---------- Supplied information ----------

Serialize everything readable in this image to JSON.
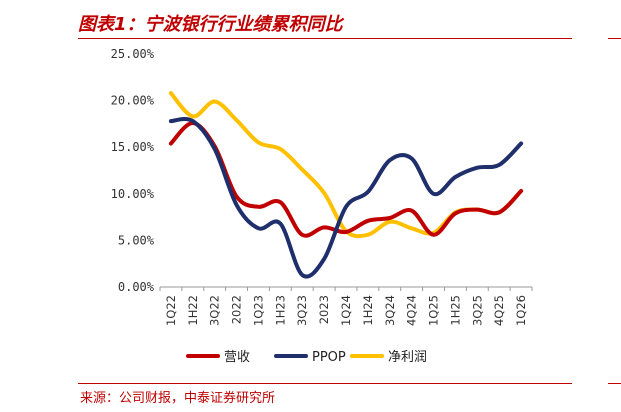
{
  "header": {
    "title": "图表1：宁波银行行业绩累积同比"
  },
  "footer": {
    "source": "来源：公司财报，中泰证券研究所"
  },
  "chart_data": {
    "type": "line",
    "title": "图表1：宁波银行行业绩累积同比",
    "xlabel": "",
    "ylabel": "",
    "ylim": [
      0,
      25
    ],
    "yticks": [
      "25.00%",
      "20.00%",
      "15.00%",
      "10.00%",
      "5.00%",
      "0.00%"
    ],
    "ytick_values": [
      25,
      20,
      15,
      10,
      5,
      0
    ],
    "grid": false,
    "legend_position": "bottom",
    "categories": [
      "1Q22",
      "1H22",
      "3Q22",
      "2022",
      "1Q23",
      "1H23",
      "3Q23",
      "2023",
      "1Q24",
      "1H24",
      "3Q24",
      "4Q24",
      "1Q25",
      "1H25",
      "3Q25",
      "4Q25",
      "1Q26"
    ],
    "series": [
      {
        "name": "营收",
        "color": "#c00000",
        "values": [
          15.4,
          17.6,
          15.1,
          9.7,
          8.6,
          9.1,
          5.6,
          6.4,
          5.9,
          7.1,
          7.4,
          8.2,
          5.6,
          7.9,
          8.3,
          8.0,
          10.3
        ]
      },
      {
        "name": "PPOP",
        "color": "#1f2f6b",
        "values": [
          17.8,
          17.8,
          14.8,
          8.8,
          6.3,
          6.8,
          1.3,
          3.0,
          8.6,
          10.2,
          13.6,
          13.8,
          10.0,
          11.8,
          12.8,
          13.1,
          15.4
        ]
      },
      {
        "name": "净利润",
        "color": "#ffc000",
        "values": [
          20.8,
          18.3,
          19.9,
          17.9,
          15.5,
          14.8,
          12.6,
          10.1,
          6.0,
          5.6,
          7.0,
          6.3,
          5.8,
          8.0,
          8.3,
          8.0,
          10.3
        ]
      }
    ]
  }
}
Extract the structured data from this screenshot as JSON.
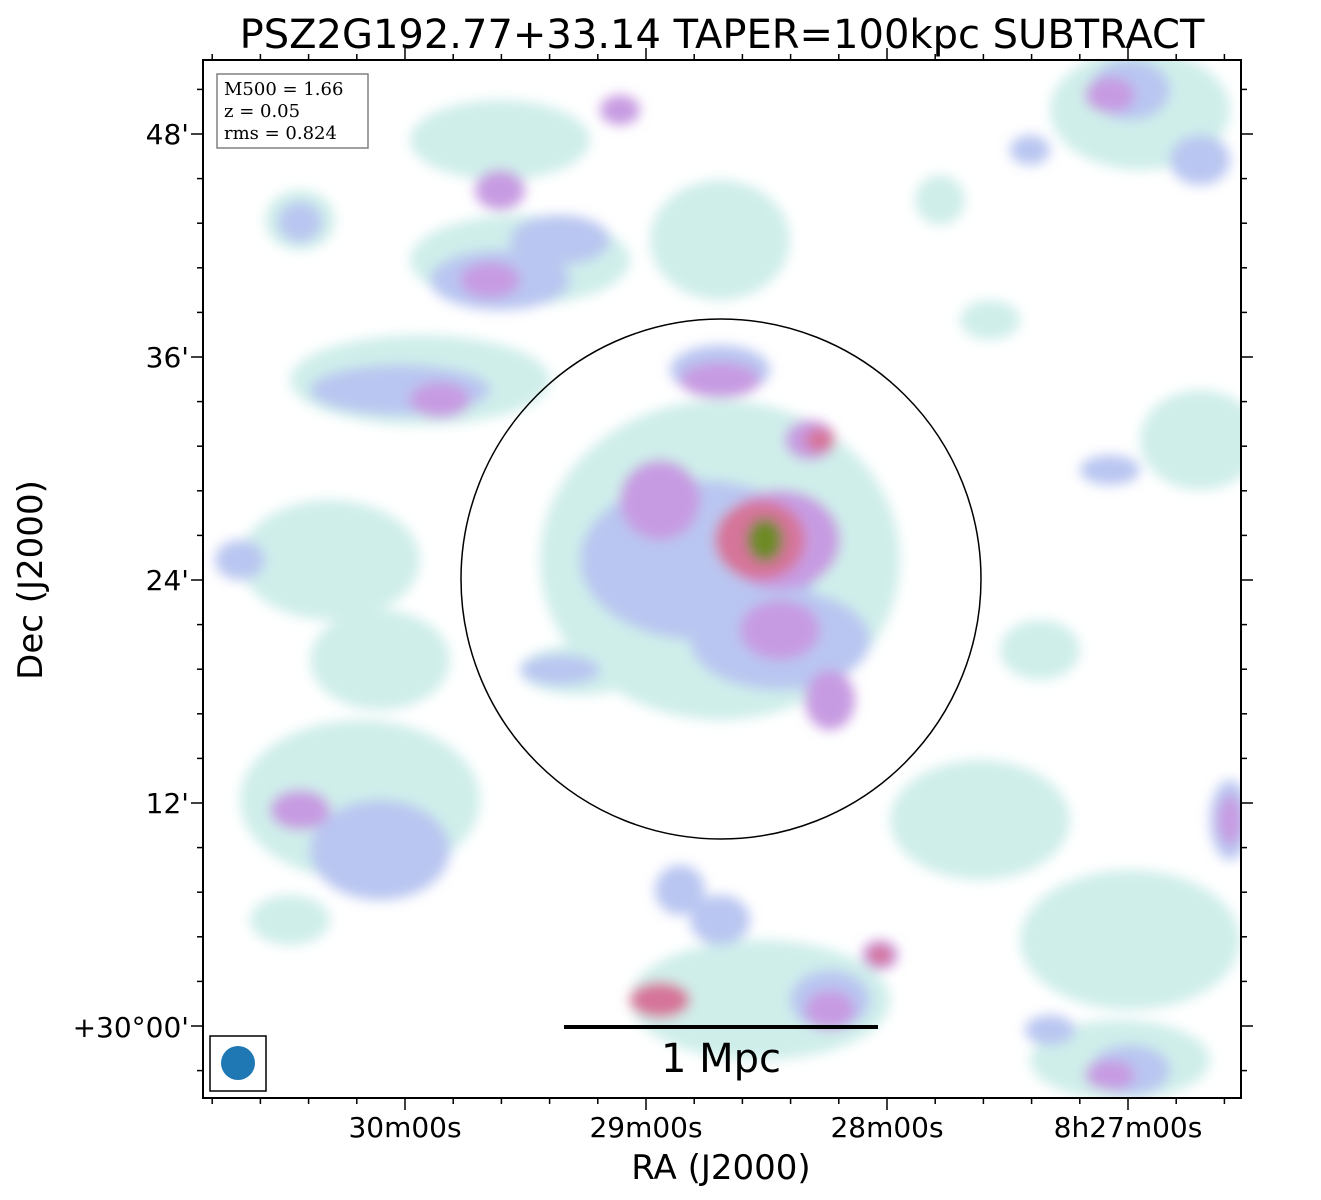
{
  "title": "PSZ2G192.77+33.14 TAPER=100kpc SUBTRACT",
  "info_box": {
    "lines": [
      "M500 = 1.66",
      "z = 0.05",
      "rms = 0.824"
    ]
  },
  "axes": {
    "xlabel": "RA (J2000)",
    "ylabel": "Dec (J2000)",
    "x_ticks": [
      "30m00s",
      "29m00s",
      "28m00s",
      "8h27m00s"
    ],
    "y_ticks": [
      "48'",
      "36'",
      "24'",
      "12'",
      "+30°00'"
    ]
  },
  "scale_bar": {
    "label": "1 Mpc"
  },
  "colors": {
    "circle": "#000000",
    "beam": "#1f77b4",
    "emission_faint": "#cfeeea",
    "emission_low": "#b9c6f1",
    "emission_mid": "#c79be2",
    "emission_high": "#d6749a",
    "emission_peak": "#6e8a26"
  }
}
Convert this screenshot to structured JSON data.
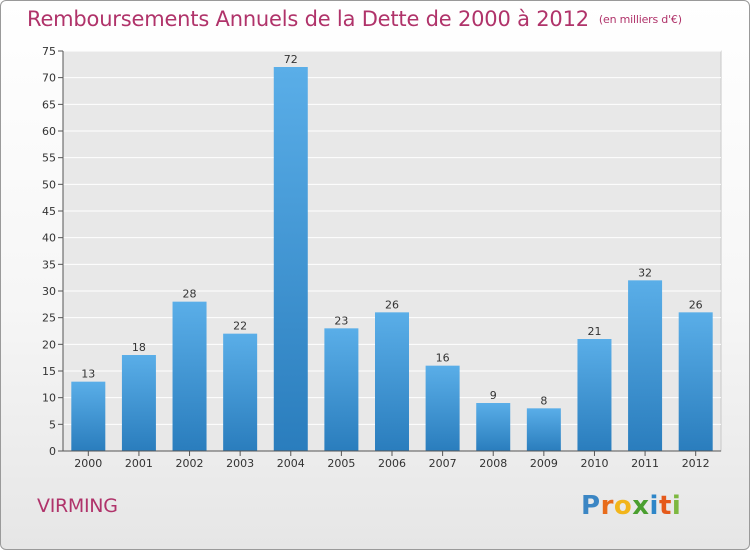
{
  "header": {
    "title": "Remboursements Annuels de la Dette de 2000 à 2012",
    "unit": "(en milliers d'€)"
  },
  "footer": {
    "commune": "VIRMING",
    "logo_text": "Proxiti"
  },
  "colors": {
    "title": "#b0336a",
    "bar_top": "#5aaee8",
    "bar_bottom": "#2a7dbd"
  },
  "chart_data": {
    "type": "bar",
    "title": "Remboursements Annuels de la Dette de 2000 à 2012",
    "xlabel": "",
    "ylabel": "",
    "categories": [
      "2000",
      "2001",
      "2002",
      "2003",
      "2004",
      "2005",
      "2006",
      "2007",
      "2008",
      "2009",
      "2010",
      "2011",
      "2012"
    ],
    "values": [
      13,
      18,
      28,
      22,
      72,
      23,
      26,
      16,
      9,
      8,
      21,
      32,
      26
    ],
    "ylim": [
      0,
      75
    ],
    "yticks": [
      0,
      5,
      10,
      15,
      20,
      25,
      30,
      35,
      40,
      45,
      50,
      55,
      60,
      65,
      70,
      75
    ],
    "grid": true,
    "data_labels": true
  }
}
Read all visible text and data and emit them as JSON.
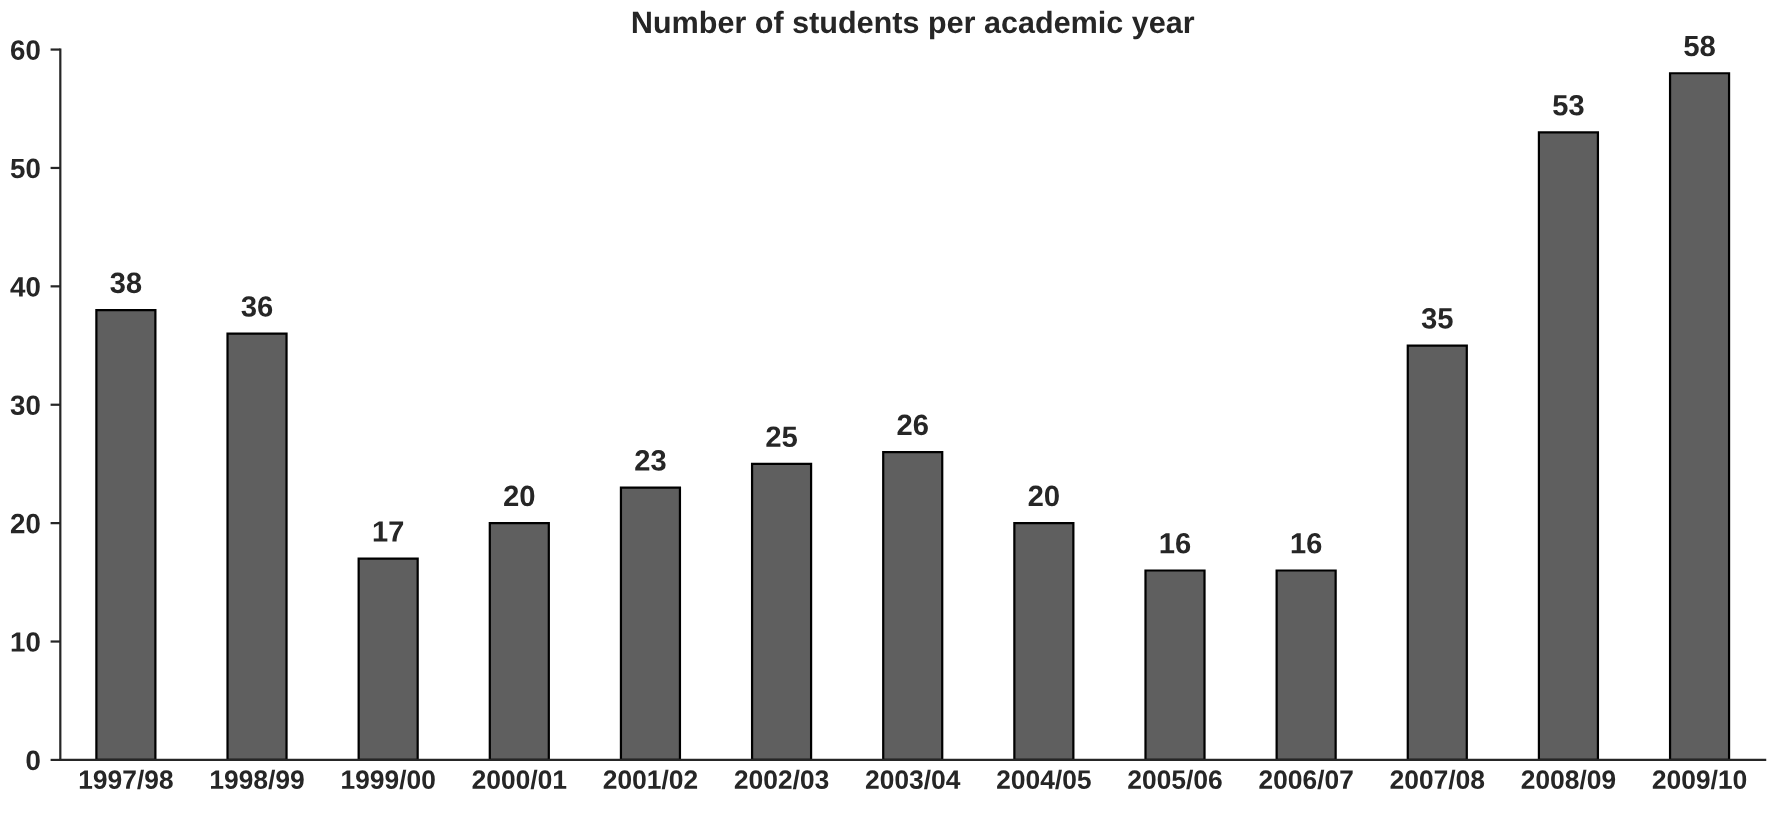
{
  "chart_data": {
    "type": "bar",
    "title": "Number of students per academic year",
    "categories": [
      "1997/98",
      "1998/99",
      "1999/00",
      "2000/01",
      "2001/02",
      "2002/03",
      "2003/04",
      "2004/05",
      "2005/06",
      "2006/07",
      "2007/08",
      "2008/09",
      "2009/10"
    ],
    "values": [
      38,
      36,
      17,
      20,
      23,
      25,
      26,
      20,
      16,
      16,
      35,
      53,
      58
    ],
    "color": "#5f5f5f",
    "ylim": [
      0,
      60
    ],
    "yticks": [
      0,
      10,
      20,
      30,
      40,
      50,
      60
    ],
    "data_labels": true,
    "grid": false,
    "legend": false
  }
}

----------

Every line from the one with "Convert this screenshot" through the last line of the material gets printed exactly, and nothing more. Omit the pictures.

Convert this screenshot to structured JSON data.
{
  "header": {
    "title": "Remboursements Annuels de la Dette de 2000 à 2012",
    "unit": "(en milliers d'€)"
  },
  "footer": {
    "commune": "VIRMING",
    "logo_text": "Proxiti"
  },
  "colors": {
    "title": "#b0336a",
    "bar_top": "#5aaee8",
    "bar_bottom": "#2a7dbd"
  },
  "chart_data": {
    "type": "bar",
    "title": "Remboursements Annuels de la Dette de 2000 à 2012",
    "xlabel": "",
    "ylabel": "",
    "categories": [
      "2000",
      "2001",
      "2002",
      "2003",
      "2004",
      "2005",
      "2006",
      "2007",
      "2008",
      "2009",
      "2010",
      "2011",
      "2012"
    ],
    "values": [
      13,
      18,
      28,
      22,
      72,
      23,
      26,
      16,
      9,
      8,
      21,
      32,
      26
    ],
    "ylim": [
      0,
      75
    ],
    "yticks": [
      0,
      5,
      10,
      15,
      20,
      25,
      30,
      35,
      40,
      45,
      50,
      55,
      60,
      65,
      70,
      75
    ],
    "grid": true,
    "data_labels": true
  }
}
Read all visible text and data and emit them as JSON.
{
  "chart_data": {
    "type": "bar",
    "title": "Number of students per academic year",
    "categories": [
      "1997/98",
      "1998/99",
      "1999/00",
      "2000/01",
      "2001/02",
      "2002/03",
      "2003/04",
      "2004/05",
      "2005/06",
      "2006/07",
      "2007/08",
      "2008/09",
      "2009/10"
    ],
    "values": [
      38,
      36,
      17,
      20,
      23,
      25,
      26,
      20,
      16,
      16,
      35,
      53,
      58
    ],
    "color": "#5f5f5f",
    "ylim": [
      0,
      60
    ],
    "yticks": [
      0,
      10,
      20,
      30,
      40,
      50,
      60
    ],
    "data_labels": true,
    "grid": false,
    "legend": false
  }
}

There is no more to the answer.